▸ DOCUMENT SECTION:
====
Movies That Took Forever To Make
In the modern Hollywood landscape, most movies that arrive in American multiplexes are the product of a schedule, particularly when it comes to major tentpole blockbusters. Movies get pre-targeted release dates to hit a certain moneymaking window. Then the filmmakers go to work, they deliver the movie, and the movie is released on the same date the studio decided on years earlier, with a little wiggle room built in for delays of perhaps a few months. This isn't always the case, but it's a common tale. Film production is supposed to adhere to a schedule, and even when it doesn't, financial backers want as little delay as possible.
Then there are the films that, for one reason or another, don't play by those scheduling rules, the films with making-of stories that are often just as fascinating as the finished product. In some cases, the lengthy filmmaking process is by design. In others, it's the product of a filmmaker beholden to no particular financier, and as a result, they take their to finish something special. In still others, the actual filming didn't take long, but the process of finishing the movie and getting it released did. Whatever the case, some movies just take forever to make.
It took forever to see The Other Side of the Wind
In 2018, cinephiles everywhere finally got to see one of the great Holy Grails of film history: Orson Welles' final movie, The Other Side of the Wind. By the time it was finally released via Netflix — who kicked in the money to complete production and make a documentary about the long-buried project — it had been 48 years since Welles had started shooting the film, 42 years since he'd stopped, and 33 years since his death in 1985.
Welles began shooting Wind in 1970, and it was supposed to be both his Hollywood comeback movie and an exercise in a new kind of filmmaking, a meta-narrative that documented a famous director's last hurrah as he showed scenes from his unfinished new film to friends and admirers during his 70th birthday party. Welles shot the film off and on for the next six years, working whenever there was money and whenever the principal cast (including John Huston in the lead role) could be assembled. Eventually, money dried up, and the various financiers involved began disputing who exactly had a right to the footage. A combination of financial confusion and disinterest from investors then put completion of the film on hold for more than four decades, until The Other Side of the Wind finally premiered at the Venice Film Festival in 2018.
Amazing Grace was lost for over four decades
Sometimes all a film needs to take it from raw footage to a finished theatrical experience is a little tender loving care. The problem is that some movies have to wait decades for that care to arrive, and that was the case with Amazing Grace, the Aretha Franklin concert film that first screened just months after Franklin's death in the summer of 2018.
====
▸ EXCERPTED RECORDS:
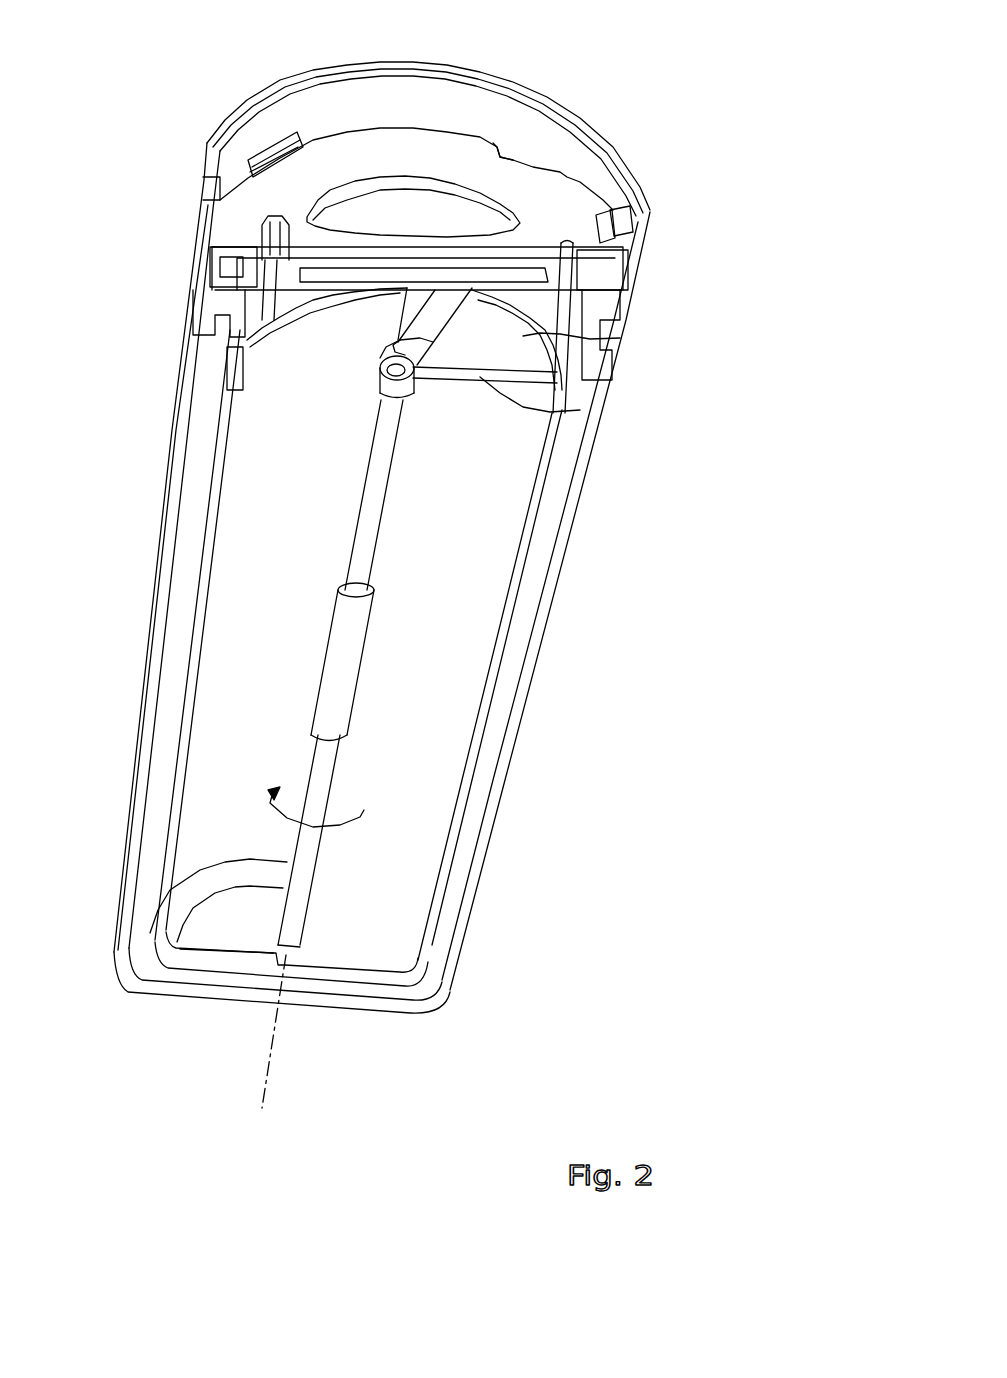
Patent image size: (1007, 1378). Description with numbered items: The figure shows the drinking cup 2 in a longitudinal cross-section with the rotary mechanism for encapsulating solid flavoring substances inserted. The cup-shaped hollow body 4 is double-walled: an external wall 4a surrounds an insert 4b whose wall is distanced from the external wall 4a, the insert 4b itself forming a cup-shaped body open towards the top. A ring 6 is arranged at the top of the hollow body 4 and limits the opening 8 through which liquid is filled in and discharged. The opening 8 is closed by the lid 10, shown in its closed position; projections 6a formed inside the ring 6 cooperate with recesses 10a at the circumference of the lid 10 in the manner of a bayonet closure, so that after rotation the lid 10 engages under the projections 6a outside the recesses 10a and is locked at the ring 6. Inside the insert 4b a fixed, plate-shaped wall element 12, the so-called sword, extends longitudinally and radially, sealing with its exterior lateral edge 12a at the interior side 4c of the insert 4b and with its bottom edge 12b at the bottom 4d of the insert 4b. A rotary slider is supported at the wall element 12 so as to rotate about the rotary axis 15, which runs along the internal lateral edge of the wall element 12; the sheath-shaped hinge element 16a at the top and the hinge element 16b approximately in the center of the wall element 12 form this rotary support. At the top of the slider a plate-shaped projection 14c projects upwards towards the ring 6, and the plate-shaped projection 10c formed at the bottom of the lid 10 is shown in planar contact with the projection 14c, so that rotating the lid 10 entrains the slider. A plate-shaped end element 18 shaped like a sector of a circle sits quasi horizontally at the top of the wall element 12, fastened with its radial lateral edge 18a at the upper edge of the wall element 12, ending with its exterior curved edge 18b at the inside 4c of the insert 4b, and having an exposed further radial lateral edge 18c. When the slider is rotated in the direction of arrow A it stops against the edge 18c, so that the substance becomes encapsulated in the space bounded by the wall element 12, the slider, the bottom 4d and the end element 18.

The drinking cup 2 is at (460, 1053).
The cup-shaped hollow body 4 is at (344, 608).
The external wall 4a is at (550, 601).
The insert 4b is at (540, 601).
The interior side of the insert 4c is at (489, 676).
The bottom of the insert 4d is at (313, 1012).
The ring 6 is at (426, 139).
The projections 6a is at (481, 122).
The opening 8 is at (417, 155).
The lid 10 is at (413, 193).
The recesses 10a is at (564, 117).
The plate-shaped projection of the lid 10c is at (410, 314).
The fixed wall element 12 is at (351, 651).
The exterior lateral edge of the wall element 12a is at (485, 686).
The bottom edge of the wall element 12b is at (292, 931).
The plate-shaped projection of the rotary slider 14c is at (432, 326).
The rotary axis 15 is at (249, 1031).
The hinge element 16a is at (353, 401).
The hinge element 16b is at (329, 673).
The end element 18 is at (485, 359).
The radial lateral edge 18a is at (574, 397).
The exterior curved edge 18b is at (606, 335).
The radial lateral edge 18c is at (363, 367).
The arrow A is at (326, 807).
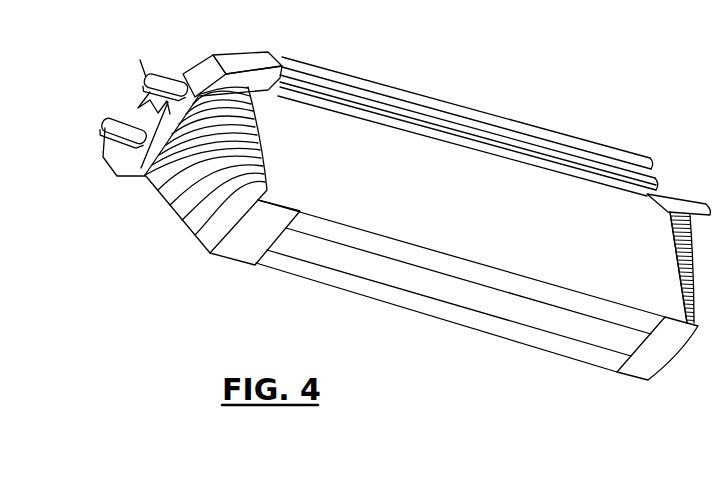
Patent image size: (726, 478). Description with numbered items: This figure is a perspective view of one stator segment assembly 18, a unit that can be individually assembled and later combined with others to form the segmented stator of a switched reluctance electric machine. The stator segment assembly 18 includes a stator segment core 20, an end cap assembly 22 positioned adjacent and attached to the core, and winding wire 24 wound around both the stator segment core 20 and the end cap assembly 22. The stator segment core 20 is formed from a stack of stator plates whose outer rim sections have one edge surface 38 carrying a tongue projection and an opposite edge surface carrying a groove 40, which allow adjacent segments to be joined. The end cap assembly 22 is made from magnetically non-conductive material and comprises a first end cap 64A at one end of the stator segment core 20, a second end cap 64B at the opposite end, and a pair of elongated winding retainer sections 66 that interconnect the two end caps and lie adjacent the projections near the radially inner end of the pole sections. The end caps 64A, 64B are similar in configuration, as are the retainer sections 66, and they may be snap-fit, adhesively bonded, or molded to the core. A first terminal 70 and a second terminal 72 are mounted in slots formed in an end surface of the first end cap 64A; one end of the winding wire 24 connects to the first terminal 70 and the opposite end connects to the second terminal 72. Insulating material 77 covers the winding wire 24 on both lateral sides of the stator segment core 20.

The stator segment assembly 18 is at (508, 85).
The stator segment core 20 is at (393, 82).
The end cap assembly 22 is at (197, 50).
The winding wire 24 is at (165, 192).
The edge surface 38 is at (332, 77).
The groove 40 is at (605, 148).
The first end cap 64A is at (232, 67).
The second end cap 64B is at (680, 207).
The winding retainer sections 66 is at (400, 250).
The first terminal 70 is at (98, 138).
The second terminal 72 is at (152, 75).
The insulating material 77 is at (388, 173).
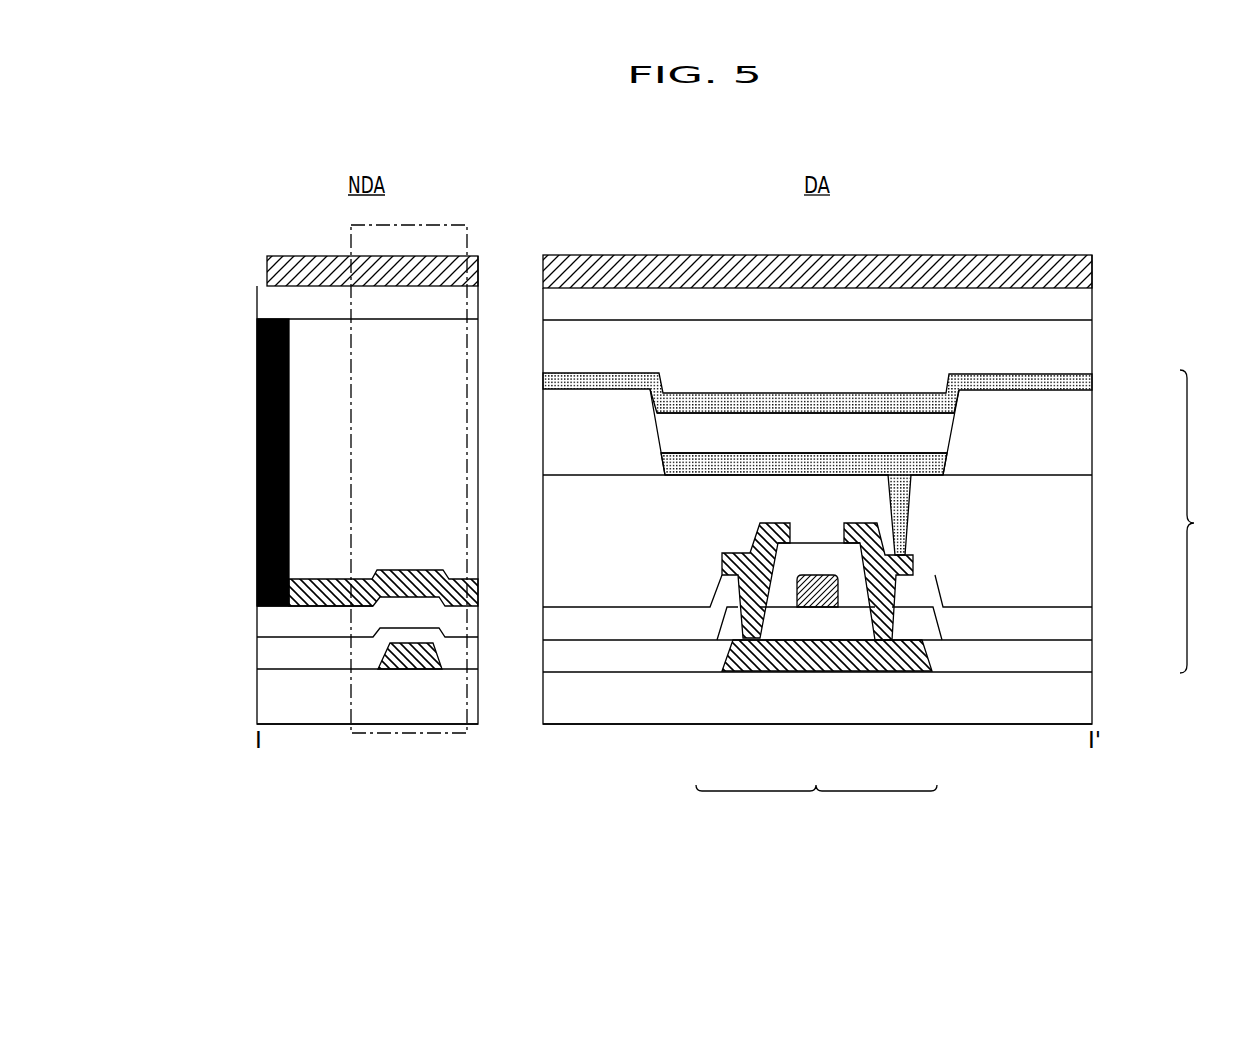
====
▸ EXERCISE INSTRUCTIONS:
• A. In the article on movies that took forever to make, who played the lead role in The Other Side of the Wind?
• B. Continue the article on movies that took forever to make, starting after its last sentence.

▸ RESPONSES:
• A. John Huston.

• B.
Franklin had always intended her 1972 live gospel album Amazing Grace, which she recorded over two nights of performances at the New Temple Missionary Baptist Church in Los Angeles, to be a movie. Director Sydney Pollack, then best known for films like They Shoot Horses, Don't They?, was hired to direct the documentary, and he filmed both nights of Franklin's performances. Though the liner notes of the album promised the filmed version was coming, it never materialized, and the footage sat in a vault for decades.
In 1990, an Atlantic Records employee named Alan Elliott grew fascinated with the footage, and he began talking to Pollack about possibly resurrecting the film. It took years and some re-mortgaging of his house for Elliott to even get the footage, only to then find that part of the problem was that Pollack hadn't made efforts during filming to sync the picture and sound. Even after a rough cut was assembled, legal trouble from Franklin herself followed, until Elliott was finally able to come to an agreement with the Queen of Soul's family. Amazing Grace was released worldwide in 2019.
Boyhood took 12 years to make
When most directors move ahead with production on a film, they're not expecting the resulting work to take more than a decade, and most movies that take forever to hit theaters arrive at their lengthy production times through sheer circumstance.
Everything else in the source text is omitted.